EXERCISE PROMPT | Write out the whole listing again, exactly.

INFORMATION GIVEN |
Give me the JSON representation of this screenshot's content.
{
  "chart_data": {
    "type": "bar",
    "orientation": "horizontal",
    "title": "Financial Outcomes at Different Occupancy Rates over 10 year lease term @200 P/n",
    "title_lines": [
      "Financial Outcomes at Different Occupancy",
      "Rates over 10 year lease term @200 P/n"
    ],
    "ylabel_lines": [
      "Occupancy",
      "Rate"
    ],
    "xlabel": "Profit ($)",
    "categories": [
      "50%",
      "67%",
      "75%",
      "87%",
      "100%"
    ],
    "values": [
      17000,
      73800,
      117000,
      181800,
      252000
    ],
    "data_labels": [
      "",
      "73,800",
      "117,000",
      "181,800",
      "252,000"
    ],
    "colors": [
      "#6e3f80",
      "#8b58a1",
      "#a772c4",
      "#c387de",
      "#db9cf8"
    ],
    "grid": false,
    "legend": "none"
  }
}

SOLUTION TO THE PROBLEM |
Give me the JSON representation of this screenshot's content.
{
  "chart_data": {
    "type": "bar",
    "orientation": "horizontal",
    "title": "Financial Outcomes at Different Occupancy Rates over 10 year lease term @200 P/n",
    "title_lines": [
      "Financial Outcomes at Different Occupancy",
      "Rates over 10 year lease term @200 P/n"
    ],
    "ylabel_lines": [
      "Occupancy",
      "Rate"
    ],
    "xlabel": "Profit ($)",
    "categories": [
      "50%",
      "67%",
      "75%",
      "87%",
      "100%"
    ],
    "values": [
      17000,
      73800,
      117000,
      181800,
      252000
    ],
    "data_labels": [
      "",
      "73,800",
      "117,000",
      "181,800",
      "252,000"
    ],
    "colors": [
      "#6e3f80",
      "#8b58a1",
      "#a772c4",
      "#c387de",
      "#db9cf8"
    ],
    "grid": false,
    "legend": "none"
  }
}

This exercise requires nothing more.